┏━━
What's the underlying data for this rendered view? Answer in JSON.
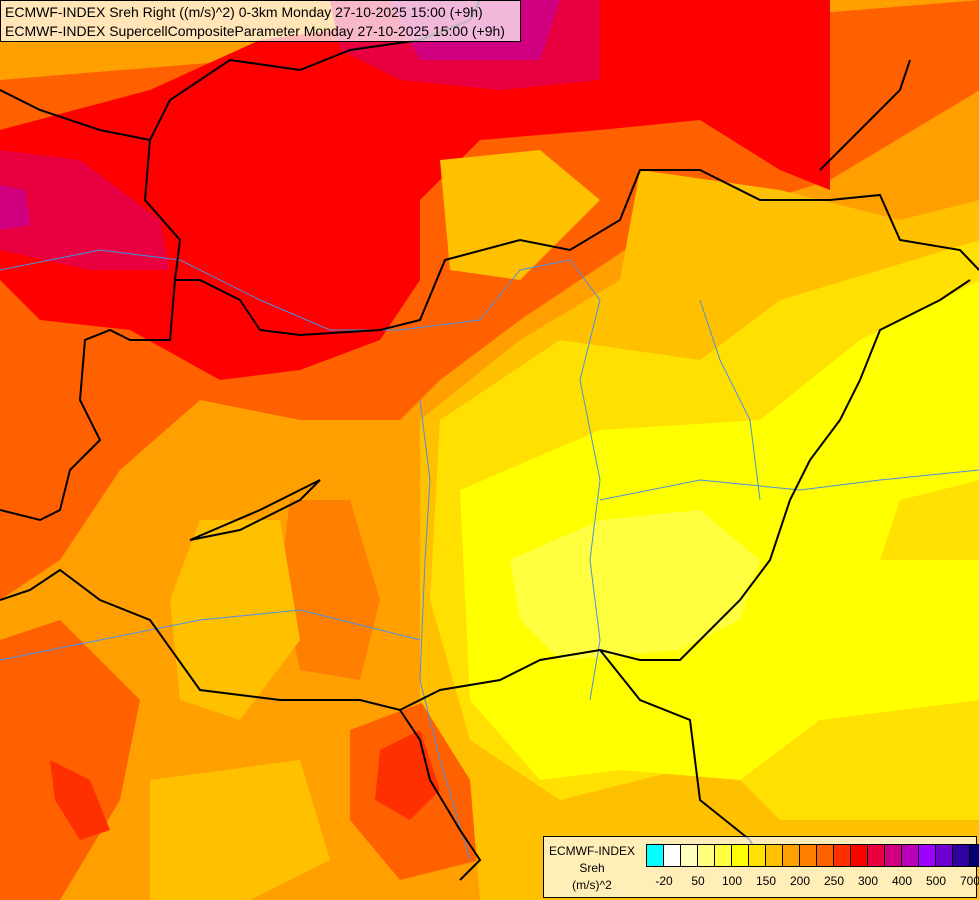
{
  "title": {
    "line1": "ECMWF-INDEX Sreh Right ((m/s)^2) 0-3km Monday 27-10-2025 15:00 (+9h)",
    "line2": "ECMWF-INDEX SupercellCompositeParameter Monday 27-10-2025 15:00 (+9h)"
  },
  "legend": {
    "source": "ECMWF-INDEX",
    "parameter": "Sreh",
    "unit": "(m/s)^2",
    "colors": [
      "#00ffff",
      "#ffffff",
      "#ffffc0",
      "#ffff80",
      "#ffff40",
      "#ffff00",
      "#ffe000",
      "#ffc000",
      "#ffa000",
      "#ff8000",
      "#ff6000",
      "#ff3000",
      "#ff0000",
      "#e80040",
      "#d00080",
      "#b800b8",
      "#a000ff",
      "#7000d0",
      "#3000a0",
      "#000070"
    ],
    "tick_labels": [
      "-20",
      "50",
      "100",
      "150",
      "200",
      "250",
      "300",
      "400",
      "500",
      "700"
    ]
  },
  "map": {
    "border_color": "#000000",
    "river_color": "#4a90e2"
  }
}
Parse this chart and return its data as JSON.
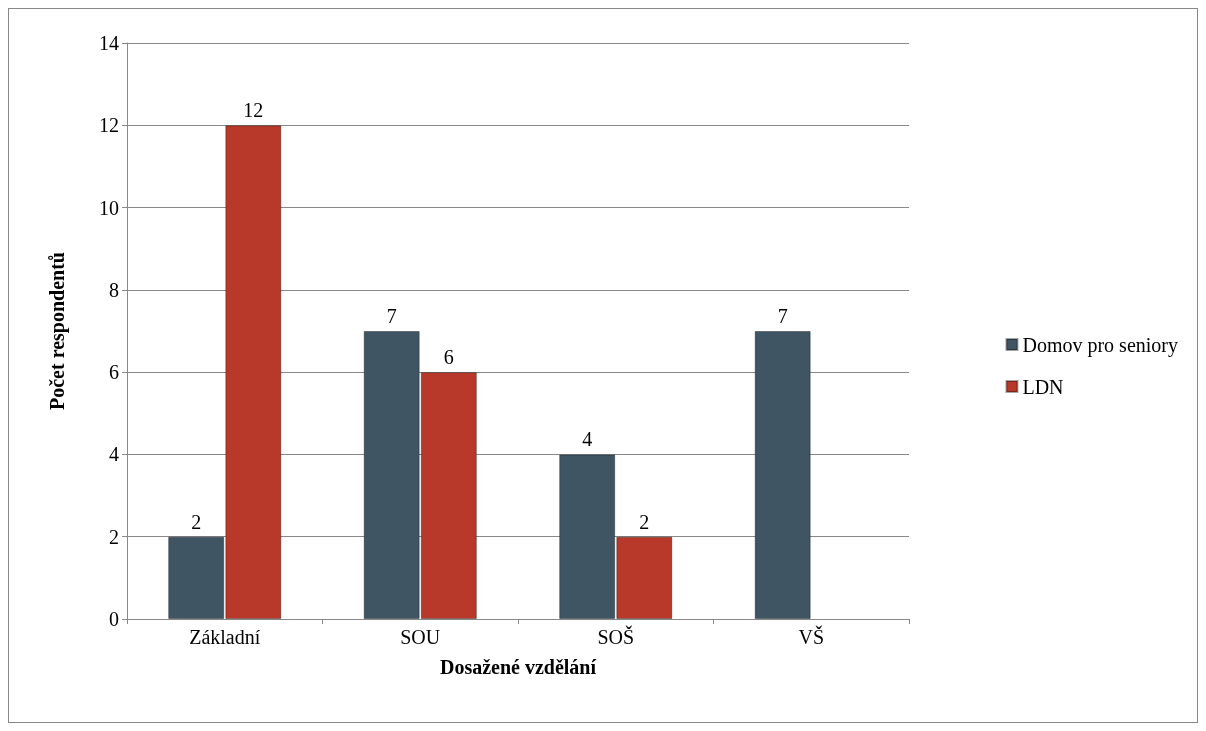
{
  "chart_data": {
    "type": "bar",
    "xlabel": "Dosažené vzdělání",
    "ylabel": "Počet respondentů",
    "categories": [
      "Základní",
      "SOU",
      "SOŠ",
      "VŠ"
    ],
    "series": [
      {
        "name": "Domov pro seniory",
        "color": "#3f5564",
        "values": [
          2,
          7,
          4,
          7
        ]
      },
      {
        "name": "LDN",
        "color": "#b8392a",
        "values": [
          12,
          6,
          2,
          null
        ]
      }
    ],
    "ylim": [
      0,
      14
    ],
    "yticks": [
      0,
      2,
      4,
      6,
      8,
      10,
      12,
      14
    ],
    "grid": "y",
    "legend": "right",
    "data_labels": true
  }
}
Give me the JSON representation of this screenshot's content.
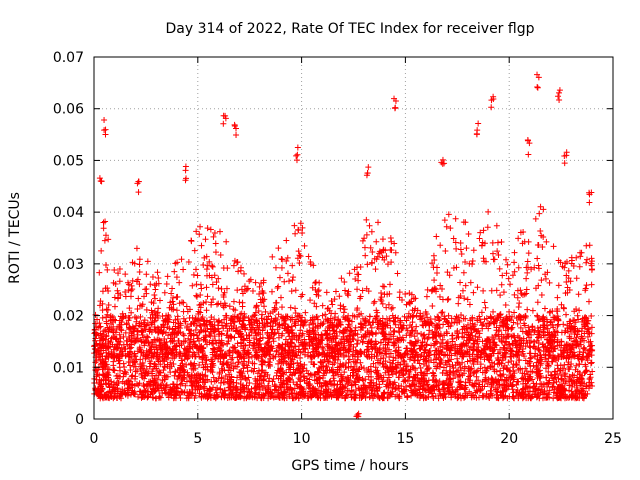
┗━━
◆ Do this
Look for the word "Monday" and return every line where it occurs.

◆ Written answer
    "line1": "ECMWF-INDEX Sreh Right ((m/s)^2) 0-3km Monday 27-10-2025 15:00 (+9h)",
    "line2": "ECMWF-INDEX SupercellCompositeParameter Monday 27-10-2025 15:00 (+9h)"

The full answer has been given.